◆ WHAT TO WORK ON:
Would you copy out the whole listing exactly as given?
::::::::
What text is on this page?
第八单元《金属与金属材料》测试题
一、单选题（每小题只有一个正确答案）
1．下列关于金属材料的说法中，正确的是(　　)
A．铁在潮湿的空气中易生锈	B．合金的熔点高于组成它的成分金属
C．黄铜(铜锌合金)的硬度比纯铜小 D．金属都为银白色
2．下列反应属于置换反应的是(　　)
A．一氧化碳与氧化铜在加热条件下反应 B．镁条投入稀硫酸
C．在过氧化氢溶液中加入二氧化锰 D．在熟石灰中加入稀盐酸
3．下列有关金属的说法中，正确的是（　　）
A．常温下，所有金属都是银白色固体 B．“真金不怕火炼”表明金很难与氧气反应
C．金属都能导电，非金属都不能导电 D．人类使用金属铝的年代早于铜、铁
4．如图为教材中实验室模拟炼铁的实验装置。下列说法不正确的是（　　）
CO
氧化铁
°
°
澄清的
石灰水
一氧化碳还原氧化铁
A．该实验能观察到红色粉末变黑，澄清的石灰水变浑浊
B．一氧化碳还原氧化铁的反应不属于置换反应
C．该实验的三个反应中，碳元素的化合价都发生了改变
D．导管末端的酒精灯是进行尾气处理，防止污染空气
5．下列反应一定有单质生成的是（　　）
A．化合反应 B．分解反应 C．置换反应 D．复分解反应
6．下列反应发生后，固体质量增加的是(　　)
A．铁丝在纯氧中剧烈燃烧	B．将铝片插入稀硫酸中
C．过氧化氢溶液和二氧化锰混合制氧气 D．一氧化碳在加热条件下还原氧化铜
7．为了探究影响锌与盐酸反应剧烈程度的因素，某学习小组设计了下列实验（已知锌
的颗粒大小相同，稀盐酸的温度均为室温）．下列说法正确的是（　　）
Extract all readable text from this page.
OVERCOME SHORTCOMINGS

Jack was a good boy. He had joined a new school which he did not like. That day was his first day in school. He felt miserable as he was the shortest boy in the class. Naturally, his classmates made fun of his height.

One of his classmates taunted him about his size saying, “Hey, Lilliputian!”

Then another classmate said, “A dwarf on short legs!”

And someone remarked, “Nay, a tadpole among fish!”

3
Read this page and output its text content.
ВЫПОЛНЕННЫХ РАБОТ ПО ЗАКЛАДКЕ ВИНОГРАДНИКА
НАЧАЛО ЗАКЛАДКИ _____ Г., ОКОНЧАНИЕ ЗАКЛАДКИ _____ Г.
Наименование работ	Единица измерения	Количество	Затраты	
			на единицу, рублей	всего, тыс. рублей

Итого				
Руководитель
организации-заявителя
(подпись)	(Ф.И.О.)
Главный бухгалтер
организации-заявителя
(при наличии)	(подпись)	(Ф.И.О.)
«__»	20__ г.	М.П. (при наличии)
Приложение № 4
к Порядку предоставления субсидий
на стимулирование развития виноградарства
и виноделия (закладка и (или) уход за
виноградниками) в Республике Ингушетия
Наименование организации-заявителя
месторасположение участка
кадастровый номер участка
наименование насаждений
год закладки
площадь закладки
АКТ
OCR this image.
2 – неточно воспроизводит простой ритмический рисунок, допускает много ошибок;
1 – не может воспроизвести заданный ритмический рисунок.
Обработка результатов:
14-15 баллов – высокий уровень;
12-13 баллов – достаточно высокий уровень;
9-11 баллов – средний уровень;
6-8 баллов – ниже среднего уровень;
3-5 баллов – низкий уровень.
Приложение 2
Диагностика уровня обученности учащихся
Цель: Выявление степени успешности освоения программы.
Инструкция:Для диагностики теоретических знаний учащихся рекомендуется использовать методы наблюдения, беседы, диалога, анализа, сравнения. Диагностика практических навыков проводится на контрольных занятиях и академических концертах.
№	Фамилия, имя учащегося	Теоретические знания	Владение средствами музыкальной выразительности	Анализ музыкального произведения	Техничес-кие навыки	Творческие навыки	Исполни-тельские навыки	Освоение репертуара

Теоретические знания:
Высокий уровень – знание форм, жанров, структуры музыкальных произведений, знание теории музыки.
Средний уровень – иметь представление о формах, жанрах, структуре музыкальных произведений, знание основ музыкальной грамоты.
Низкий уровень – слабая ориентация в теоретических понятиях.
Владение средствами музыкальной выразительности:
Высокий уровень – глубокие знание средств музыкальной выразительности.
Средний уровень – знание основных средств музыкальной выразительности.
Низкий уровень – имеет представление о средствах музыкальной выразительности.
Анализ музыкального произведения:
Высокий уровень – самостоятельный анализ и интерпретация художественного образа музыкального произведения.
::::::::
◆ ANSWER FOR THIS EXERCISE:
What text is on this page?
第八单元《金属与金属材料》测试题
一、单选题（每小题只有一个正确答案）
1．下列关于金属材料的说法中，正确的是(　　)
A．铁在潮湿的空气中易生锈	B．合金的熔点高于组成它的成分金属
C．黄铜(铜锌合金)的硬度比纯铜小 D．金属都为银白色
2．下列反应属于置换反应的是(　　)
A．一氧化碳与氧化铜在加热条件下反应 B．镁条投入稀硫酸
C．在过氧化氢溶液中加入二氧化锰 D．在熟石灰中加入稀盐酸
3．下列有关金属的说法中，正确的是（　　）
A．常温下，所有金属都是银白色固体 B．“真金不怕火炼”表明金很难与氧气反应
C．金属都能导电，非金属都不能导电 D．人类使用金属铝的年代早于铜、铁
4．如图为教材中实验室模拟炼铁的实验装置。下列说法不正确的是（　　）
CO
氧化铁
°
°
澄清的
石灰水
一氧化碳还原氧化铁
A．该实验能观察到红色粉末变黑，澄清的石灰水变浑浊
B．一氧化碳还原氧化铁的反应不属于置换反应
C．该实验的三个反应中，碳元素的化合价都发生了改变
D．导管末端的酒精灯是进行尾气处理，防止污染空气
5．下列反应一定有单质生成的是（　　）
A．化合反应 B．分解反应 C．置换反应 D．复分解反应
6．下列反应发生后，固体质量增加的是(　　)
A．铁丝在纯氧中剧烈燃烧	B．将铝片插入稀硫酸中
C．过氧化氢溶液和二氧化锰混合制氧气 D．一氧化碳在加热条件下还原氧化铜
7．为了探究影响锌与盐酸反应剧烈程度的因素，某学习小组设计了下列实验（已知锌
的颗粒大小相同，稀盐酸的温度均为室温）．下列说法正确的是（　　）
Extract all readable text from this page.
OVERCOME SHORTCOMINGS

Jack was a good boy. He had joined a new school which he did not like. That day was his first day in school. He felt miserable as he was the shortest boy in the class. Naturally, his classmates made fun of his height.

One of his classmates taunted him about his size saying, “Hey, Lilliputian!”

Then another classmate said, “A dwarf on short legs!”

And someone remarked, “Nay, a tadpole among fish!”

3
Read this page and output its text content.
ВЫПОЛНЕННЫХ РАБОТ ПО ЗАКЛАДКЕ ВИНОГРАДНИКА
НАЧАЛО ЗАКЛАДКИ _____ Г., ОКОНЧАНИЕ ЗАКЛАДКИ _____ Г.
Наименование работ	Единица измерения	Количество	Затраты	
			на единицу, рублей	всего, тыс. рублей

Итого				
Руководитель
организации-заявителя
(подпись)	(Ф.И.О.)
Главный бухгалтер
организации-заявителя
(при наличии)	(подпись)	(Ф.И.О.)
«__»	20__ г.	М.П. (при наличии)
Приложение № 4
к Порядку предоставления субсидий
на стимулирование развития виноградарства
и виноделия (закладка и (или) уход за
виноградниками) в Республике Ингушетия
Наименование организации-заявителя
месторасположение участка
кадастровый номер участка
наименование насаждений
год закладки
площадь закладки
АКТ
OCR this image.
2 – неточно воспроизводит простой ритмический рисунок, допускает много ошибок;
1 – не может воспроизвести заданный ритмический рисунок.
Обработка результатов:
14-15 баллов – высокий уровень;
12-13 баллов – достаточно высокий уровень;
9-11 баллов – средний уровень;
6-8 баллов – ниже среднего уровень;
3-5 баллов – низкий уровень.
Приложение 2
Диагностика уровня обученности учащихся
Цель: Выявление степени успешности освоения программы.
Инструкция:Для диагностики теоретических знаний учащихся рекомендуется использовать методы наблюдения, беседы, диалога, анализа, сравнения. Диагностика практических навыков проводится на контрольных занятиях и академических концертах.
№	Фамилия, имя учащегося	Теоретические знания	Владение средствами музыкальной выразительности	Анализ музыкального произведения	Техничес-кие навыки	Творческие навыки	Исполни-тельские навыки	Освоение репертуара

Теоретические знания:
Высокий уровень – знание форм, жанров, структуры музыкальных произведений, знание теории музыки.
Средний уровень – иметь представление о формах, жанрах, структуре музыкальных произведений, знание основ музыкальной грамоты.
Низкий уровень – слабая ориентация в теоретических понятиях.
Владение средствами музыкальной выразительности:
Высокий уровень – глубокие знание средств музыкальной выразительности.
Средний уровень – знание основных средств музыкальной выразительности.
Низкий уровень – имеет представление о средствах музыкальной выразительности.
Анализ музыкального произведения:
Высокий уровень – самостоятельный анализ и интерпретация художественного образа музыкального произведения.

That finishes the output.